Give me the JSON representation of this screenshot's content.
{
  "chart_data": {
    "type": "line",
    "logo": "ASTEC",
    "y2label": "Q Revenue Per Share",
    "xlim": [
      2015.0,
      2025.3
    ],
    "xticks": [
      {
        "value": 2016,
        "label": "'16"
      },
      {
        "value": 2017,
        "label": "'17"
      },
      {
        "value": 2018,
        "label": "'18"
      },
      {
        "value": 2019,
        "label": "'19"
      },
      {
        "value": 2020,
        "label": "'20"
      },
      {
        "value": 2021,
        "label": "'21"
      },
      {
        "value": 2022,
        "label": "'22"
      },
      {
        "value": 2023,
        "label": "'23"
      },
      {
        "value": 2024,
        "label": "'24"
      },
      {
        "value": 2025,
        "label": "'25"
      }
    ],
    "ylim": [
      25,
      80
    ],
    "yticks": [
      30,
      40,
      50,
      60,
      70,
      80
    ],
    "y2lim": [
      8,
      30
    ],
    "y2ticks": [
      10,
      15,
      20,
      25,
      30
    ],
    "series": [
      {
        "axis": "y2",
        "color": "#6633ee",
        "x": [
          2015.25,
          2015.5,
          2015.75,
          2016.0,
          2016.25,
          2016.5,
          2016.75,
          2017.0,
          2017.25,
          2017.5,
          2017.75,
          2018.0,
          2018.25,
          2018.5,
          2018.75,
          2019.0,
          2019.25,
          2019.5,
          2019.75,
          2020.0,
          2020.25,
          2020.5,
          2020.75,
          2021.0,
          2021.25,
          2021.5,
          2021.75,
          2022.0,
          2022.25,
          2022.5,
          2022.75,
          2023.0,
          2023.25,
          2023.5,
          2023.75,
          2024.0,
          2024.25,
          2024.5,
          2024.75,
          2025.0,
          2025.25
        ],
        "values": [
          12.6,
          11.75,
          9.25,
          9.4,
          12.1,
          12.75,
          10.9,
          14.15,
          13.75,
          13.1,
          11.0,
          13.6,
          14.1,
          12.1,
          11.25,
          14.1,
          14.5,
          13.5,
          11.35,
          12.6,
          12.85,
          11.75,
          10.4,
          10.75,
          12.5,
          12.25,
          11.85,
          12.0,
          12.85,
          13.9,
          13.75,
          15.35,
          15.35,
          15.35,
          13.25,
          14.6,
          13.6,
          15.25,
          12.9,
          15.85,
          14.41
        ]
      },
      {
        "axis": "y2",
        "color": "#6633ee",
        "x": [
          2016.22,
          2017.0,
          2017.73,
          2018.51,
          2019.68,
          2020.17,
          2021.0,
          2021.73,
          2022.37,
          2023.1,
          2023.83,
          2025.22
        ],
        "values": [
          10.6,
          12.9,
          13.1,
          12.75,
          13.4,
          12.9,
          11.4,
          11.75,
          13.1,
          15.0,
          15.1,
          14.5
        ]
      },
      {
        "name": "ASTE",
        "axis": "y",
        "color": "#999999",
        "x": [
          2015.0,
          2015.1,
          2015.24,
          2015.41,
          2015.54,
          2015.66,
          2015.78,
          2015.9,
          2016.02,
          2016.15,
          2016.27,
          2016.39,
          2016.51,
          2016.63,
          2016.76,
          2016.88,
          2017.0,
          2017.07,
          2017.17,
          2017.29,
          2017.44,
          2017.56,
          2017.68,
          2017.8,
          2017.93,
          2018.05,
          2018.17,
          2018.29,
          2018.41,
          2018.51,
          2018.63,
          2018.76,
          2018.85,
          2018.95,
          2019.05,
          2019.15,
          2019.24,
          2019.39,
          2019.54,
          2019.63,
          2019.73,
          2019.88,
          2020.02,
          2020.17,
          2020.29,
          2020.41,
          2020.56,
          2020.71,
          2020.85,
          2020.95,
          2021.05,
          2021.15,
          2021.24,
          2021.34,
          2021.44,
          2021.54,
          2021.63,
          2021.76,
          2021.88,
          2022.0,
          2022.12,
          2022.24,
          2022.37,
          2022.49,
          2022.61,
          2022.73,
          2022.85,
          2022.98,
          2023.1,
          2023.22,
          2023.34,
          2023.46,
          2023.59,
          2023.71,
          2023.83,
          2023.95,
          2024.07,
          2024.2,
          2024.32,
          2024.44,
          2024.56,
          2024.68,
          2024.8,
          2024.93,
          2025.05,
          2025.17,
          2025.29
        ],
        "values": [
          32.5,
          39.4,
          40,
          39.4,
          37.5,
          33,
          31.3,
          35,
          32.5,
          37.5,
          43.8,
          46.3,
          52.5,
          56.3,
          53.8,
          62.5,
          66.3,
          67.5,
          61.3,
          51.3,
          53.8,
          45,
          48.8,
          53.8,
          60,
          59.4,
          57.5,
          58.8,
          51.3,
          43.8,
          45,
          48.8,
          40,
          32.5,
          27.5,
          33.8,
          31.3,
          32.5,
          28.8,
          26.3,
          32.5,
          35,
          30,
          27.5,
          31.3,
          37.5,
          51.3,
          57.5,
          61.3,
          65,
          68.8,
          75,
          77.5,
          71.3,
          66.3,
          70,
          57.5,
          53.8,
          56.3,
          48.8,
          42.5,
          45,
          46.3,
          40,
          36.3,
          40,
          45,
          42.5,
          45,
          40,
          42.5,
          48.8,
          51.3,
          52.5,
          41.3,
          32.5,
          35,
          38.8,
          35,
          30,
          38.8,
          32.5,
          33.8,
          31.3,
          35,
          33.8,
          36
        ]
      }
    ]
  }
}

Your goal:
Every record shown above should be written out again exactly.

Reply to the exercise:
Give me the JSON representation of this screenshot's content.
{
  "chart_data": {
    "type": "line",
    "logo": "ASTEC",
    "y2label": "Q Revenue Per Share",
    "xlim": [
      2015.0,
      2025.3
    ],
    "xticks": [
      {
        "value": 2016,
        "label": "'16"
      },
      {
        "value": 2017,
        "label": "'17"
      },
      {
        "value": 2018,
        "label": "'18"
      },
      {
        "value": 2019,
        "label": "'19"
      },
      {
        "value": 2020,
        "label": "'20"
      },
      {
        "value": 2021,
        "label": "'21"
      },
      {
        "value": 2022,
        "label": "'22"
      },
      {
        "value": 2023,
        "label": "'23"
      },
      {
        "value": 2024,
        "label": "'24"
      },
      {
        "value": 2025,
        "label": "'25"
      }
    ],
    "ylim": [
      25,
      80
    ],
    "yticks": [
      30,
      40,
      50,
      60,
      70,
      80
    ],
    "y2lim": [
      8,
      30
    ],
    "y2ticks": [
      10,
      15,
      20,
      25,
      30
    ],
    "series": [
      {
        "axis": "y2",
        "color": "#6633ee",
        "x": [
          2015.25,
          2015.5,
          2015.75,
          2016.0,
          2016.25,
          2016.5,
          2016.75,
          2017.0,
          2017.25,
          2017.5,
          2017.75,
          2018.0,
          2018.25,
          2018.5,
          2018.75,
          2019.0,
          2019.25,
          2019.5,
          2019.75,
          2020.0,
          2020.25,
          2020.5,
          2020.75,
          2021.0,
          2021.25,
          2021.5,
          2021.75,
          2022.0,
          2022.25,
          2022.5,
          2022.75,
          2023.0,
          2023.25,
          2023.5,
          2023.75,
          2024.0,
          2024.25,
          2024.5,
          2024.75,
          2025.0,
          2025.25
        ],
        "values": [
          12.6,
          11.75,
          9.25,
          9.4,
          12.1,
          12.75,
          10.9,
          14.15,
          13.75,
          13.1,
          11.0,
          13.6,
          14.1,
          12.1,
          11.25,
          14.1,
          14.5,
          13.5,
          11.35,
          12.6,
          12.85,
          11.75,
          10.4,
          10.75,
          12.5,
          12.25,
          11.85,
          12.0,
          12.85,
          13.9,
          13.75,
          15.35,
          15.35,
          15.35,
          13.25,
          14.6,
          13.6,
          15.25,
          12.9,
          15.85,
          14.41
        ]
      },
      {
        "axis": "y2",
        "color": "#6633ee",
        "x": [
          2016.22,
          2017.0,
          2017.73,
          2018.51,
          2019.68,
          2020.17,
          2021.0,
          2021.73,
          2022.37,
          2023.1,
          2023.83,
          2025.22
        ],
        "values": [
          10.6,
          12.9,
          13.1,
          12.75,
          13.4,
          12.9,
          11.4,
          11.75,
          13.1,
          15.0,
          15.1,
          14.5
        ]
      },
      {
        "name": "ASTE",
        "axis": "y",
        "color": "#999999",
        "x": [
          2015.0,
          2015.1,
          2015.24,
          2015.41,
          2015.54,
          2015.66,
          2015.78,
          2015.9,
          2016.02,
          2016.15,
          2016.27,
          2016.39,
          2016.51,
          2016.63,
          2016.76,
          2016.88,
          2017.0,
          2017.07,
          2017.17,
          2017.29,
          2017.44,
          2017.56,
          2017.68,
          2017.8,
          2017.93,
          2018.05,
          2018.17,
          2018.29,
          2018.41,
          2018.51,
          2018.63,
          2018.76,
          2018.85,
          2018.95,
          2019.05,
          2019.15,
          2019.24,
          2019.39,
          2019.54,
          2019.63,
          2019.73,
          2019.88,
          2020.02,
          2020.17,
          2020.29,
          2020.41,
          2020.56,
          2020.71,
          2020.85,
          2020.95,
          2021.05,
          2021.15,
          2021.24,
          2021.34,
          2021.44,
          2021.54,
          2021.63,
          2021.76,
          2021.88,
          2022.0,
          2022.12,
          2022.24,
          2022.37,
          2022.49,
          2022.61,
          2022.73,
          2022.85,
          2022.98,
          2023.1,
          2023.22,
          2023.34,
          2023.46,
          2023.59,
          2023.71,
          2023.83,
          2023.95,
          2024.07,
          2024.2,
          2024.32,
          2024.44,
          2024.56,
          2024.68,
          2024.8,
          2024.93,
          2025.05,
          2025.17,
          2025.29
        ],
        "values": [
          32.5,
          39.4,
          40,
          39.4,
          37.5,
          33,
          31.3,
          35,
          32.5,
          37.5,
          43.8,
          46.3,
          52.5,
          56.3,
          53.8,
          62.5,
          66.3,
          67.5,
          61.3,
          51.3,
          53.8,
          45,
          48.8,
          53.8,
          60,
          59.4,
          57.5,
          58.8,
          51.3,
          43.8,
          45,
          48.8,
          40,
          32.5,
          27.5,
          33.8,
          31.3,
          32.5,
          28.8,
          26.3,
          32.5,
          35,
          30,
          27.5,
          31.3,
          37.5,
          51.3,
          57.5,
          61.3,
          65,
          68.8,
          75,
          77.5,
          71.3,
          66.3,
          70,
          57.5,
          53.8,
          56.3,
          48.8,
          42.5,
          45,
          46.3,
          40,
          36.3,
          40,
          45,
          42.5,
          45,
          40,
          42.5,
          48.8,
          51.3,
          52.5,
          41.3,
          32.5,
          35,
          38.8,
          35,
          30,
          38.8,
          32.5,
          33.8,
          31.3,
          35,
          33.8,
          36
        ]
      }
    ]
  }
}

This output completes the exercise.